Extracted records
-- BEGIN --

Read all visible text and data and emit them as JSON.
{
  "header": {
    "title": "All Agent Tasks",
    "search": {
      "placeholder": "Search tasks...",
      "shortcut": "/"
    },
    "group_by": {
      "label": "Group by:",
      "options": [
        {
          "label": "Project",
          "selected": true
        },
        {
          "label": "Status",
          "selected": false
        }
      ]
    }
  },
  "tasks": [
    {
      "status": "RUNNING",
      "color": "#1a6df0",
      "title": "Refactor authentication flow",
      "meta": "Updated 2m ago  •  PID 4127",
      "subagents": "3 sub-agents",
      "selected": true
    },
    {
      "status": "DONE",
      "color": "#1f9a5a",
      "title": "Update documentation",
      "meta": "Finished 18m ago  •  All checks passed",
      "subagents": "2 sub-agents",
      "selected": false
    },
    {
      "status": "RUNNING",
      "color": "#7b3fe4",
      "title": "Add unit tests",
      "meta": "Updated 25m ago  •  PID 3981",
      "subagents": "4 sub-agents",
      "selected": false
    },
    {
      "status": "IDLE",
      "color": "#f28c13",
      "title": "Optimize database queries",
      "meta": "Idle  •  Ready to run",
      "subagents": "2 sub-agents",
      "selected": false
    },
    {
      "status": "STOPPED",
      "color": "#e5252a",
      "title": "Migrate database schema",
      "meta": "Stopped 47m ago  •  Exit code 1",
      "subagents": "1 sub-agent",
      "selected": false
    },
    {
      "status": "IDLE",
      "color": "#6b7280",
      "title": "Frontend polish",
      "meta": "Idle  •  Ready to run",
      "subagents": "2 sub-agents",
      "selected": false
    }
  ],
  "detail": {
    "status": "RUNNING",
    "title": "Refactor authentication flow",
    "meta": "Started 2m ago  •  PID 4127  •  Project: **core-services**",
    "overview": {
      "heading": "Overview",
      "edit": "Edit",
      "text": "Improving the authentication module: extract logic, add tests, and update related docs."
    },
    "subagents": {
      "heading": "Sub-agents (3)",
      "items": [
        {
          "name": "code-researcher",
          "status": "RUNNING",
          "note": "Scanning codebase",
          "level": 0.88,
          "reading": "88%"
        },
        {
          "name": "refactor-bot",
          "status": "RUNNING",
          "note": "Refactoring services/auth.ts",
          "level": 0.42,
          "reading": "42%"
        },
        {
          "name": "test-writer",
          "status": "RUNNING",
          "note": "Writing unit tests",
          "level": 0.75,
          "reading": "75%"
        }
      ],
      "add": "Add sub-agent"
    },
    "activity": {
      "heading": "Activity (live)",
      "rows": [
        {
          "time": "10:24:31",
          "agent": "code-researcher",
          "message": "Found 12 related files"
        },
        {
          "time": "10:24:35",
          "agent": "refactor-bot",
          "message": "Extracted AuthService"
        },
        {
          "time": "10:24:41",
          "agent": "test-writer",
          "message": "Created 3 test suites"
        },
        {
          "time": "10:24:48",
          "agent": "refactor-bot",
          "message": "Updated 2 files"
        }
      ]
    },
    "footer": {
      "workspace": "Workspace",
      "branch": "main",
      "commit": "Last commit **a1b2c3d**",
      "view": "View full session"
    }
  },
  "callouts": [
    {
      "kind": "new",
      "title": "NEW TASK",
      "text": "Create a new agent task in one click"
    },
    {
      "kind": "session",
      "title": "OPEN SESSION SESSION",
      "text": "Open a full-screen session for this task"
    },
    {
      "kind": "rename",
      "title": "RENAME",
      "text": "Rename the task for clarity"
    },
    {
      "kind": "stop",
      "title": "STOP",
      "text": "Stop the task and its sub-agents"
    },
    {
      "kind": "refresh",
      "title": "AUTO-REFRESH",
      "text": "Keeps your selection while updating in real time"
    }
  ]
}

-- END --

Above are the records. Identify each line that contains the word "kind".

* _Answer in full_:
      "kind": "new",
      "kind": "session",
      "kind": "rename",
      "kind": "stop",
      "kind": "refresh",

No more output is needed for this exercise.